§ TASK STATEMENT: Please restate the following records word for word.

---- EXERCISE DATA

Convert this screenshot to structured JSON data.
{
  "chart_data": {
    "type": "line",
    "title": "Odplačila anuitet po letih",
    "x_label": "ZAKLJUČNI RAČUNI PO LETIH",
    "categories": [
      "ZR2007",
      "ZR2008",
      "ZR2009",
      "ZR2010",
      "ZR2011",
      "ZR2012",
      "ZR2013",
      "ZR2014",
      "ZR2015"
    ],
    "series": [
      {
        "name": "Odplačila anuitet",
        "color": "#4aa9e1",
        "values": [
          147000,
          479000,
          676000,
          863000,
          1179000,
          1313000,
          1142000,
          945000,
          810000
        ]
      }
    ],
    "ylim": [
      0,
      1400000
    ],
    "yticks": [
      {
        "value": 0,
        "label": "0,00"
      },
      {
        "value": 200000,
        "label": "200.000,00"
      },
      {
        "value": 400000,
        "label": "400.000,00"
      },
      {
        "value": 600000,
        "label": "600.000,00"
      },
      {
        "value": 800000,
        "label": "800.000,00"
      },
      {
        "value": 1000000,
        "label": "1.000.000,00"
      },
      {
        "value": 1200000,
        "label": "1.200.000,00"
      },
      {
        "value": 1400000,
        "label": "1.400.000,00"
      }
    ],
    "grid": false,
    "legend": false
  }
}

--------

§ TASK RESULT:
Convert this screenshot to structured JSON data.
{
  "chart_data": {
    "type": "line",
    "title": "Odplačila anuitet po letih",
    "x_label": "ZAKLJUČNI RAČUNI PO LETIH",
    "categories": [
      "ZR2007",
      "ZR2008",
      "ZR2009",
      "ZR2010",
      "ZR2011",
      "ZR2012",
      "ZR2013",
      "ZR2014",
      "ZR2015"
    ],
    "series": [
      {
        "name": "Odplačila anuitet",
        "color": "#4aa9e1",
        "values": [
          147000,
          479000,
          676000,
          863000,
          1179000,
          1313000,
          1142000,
          945000,
          810000
        ]
      }
    ],
    "ylim": [
      0,
      1400000
    ],
    "yticks": [
      {
        "value": 0,
        "label": "0,00"
      },
      {
        "value": 200000,
        "label": "200.000,00"
      },
      {
        "value": 400000,
        "label": "400.000,00"
      },
      {
        "value": 600000,
        "label": "600.000,00"
      },
      {
        "value": 800000,
        "label": "800.000,00"
      },
      {
        "value": 1000000,
        "label": "1.000.000,00"
      },
      {
        "value": 1200000,
        "label": "1.200.000,00"
      },
      {
        "value": 1400000,
        "label": "1.400.000,00"
      }
    ],
    "grid": false,
    "legend": false
  }
}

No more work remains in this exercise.